== ASSIGNMENT ==
Please copy every line below that contains the string "Diluent".

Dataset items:
■ ■ ■ ■ ■
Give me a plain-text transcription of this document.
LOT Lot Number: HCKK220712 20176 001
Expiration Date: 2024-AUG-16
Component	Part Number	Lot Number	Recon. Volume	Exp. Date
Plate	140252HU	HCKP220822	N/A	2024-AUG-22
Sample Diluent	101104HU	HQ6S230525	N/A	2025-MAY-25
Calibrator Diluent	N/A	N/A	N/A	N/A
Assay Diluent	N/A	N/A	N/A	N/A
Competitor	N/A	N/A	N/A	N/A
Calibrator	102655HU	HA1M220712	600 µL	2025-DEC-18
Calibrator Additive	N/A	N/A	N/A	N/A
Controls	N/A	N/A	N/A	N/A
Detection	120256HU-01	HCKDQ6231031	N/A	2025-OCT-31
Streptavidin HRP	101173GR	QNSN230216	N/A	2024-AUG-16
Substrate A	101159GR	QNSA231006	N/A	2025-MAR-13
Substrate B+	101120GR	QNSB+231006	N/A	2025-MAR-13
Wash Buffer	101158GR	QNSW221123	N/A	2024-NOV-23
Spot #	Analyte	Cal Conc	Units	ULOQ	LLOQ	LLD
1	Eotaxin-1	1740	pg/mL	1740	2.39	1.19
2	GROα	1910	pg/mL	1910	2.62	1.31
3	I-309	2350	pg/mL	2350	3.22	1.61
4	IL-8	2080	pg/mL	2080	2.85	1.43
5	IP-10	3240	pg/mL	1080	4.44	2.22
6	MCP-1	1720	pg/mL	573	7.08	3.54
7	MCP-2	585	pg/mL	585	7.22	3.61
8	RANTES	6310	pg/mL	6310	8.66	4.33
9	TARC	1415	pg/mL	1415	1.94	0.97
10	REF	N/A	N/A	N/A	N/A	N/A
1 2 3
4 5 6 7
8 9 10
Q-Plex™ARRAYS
■ ■ ■ ■ ■
== ANSWER SPACE ==
Sample Diluent	101104HU	HQ6S230525	N/A	2025-MAY-25
Calibrator Diluent	N/A	N/A	N/A	N/A
Assay Diluent	N/A	N/A	N/A	N/A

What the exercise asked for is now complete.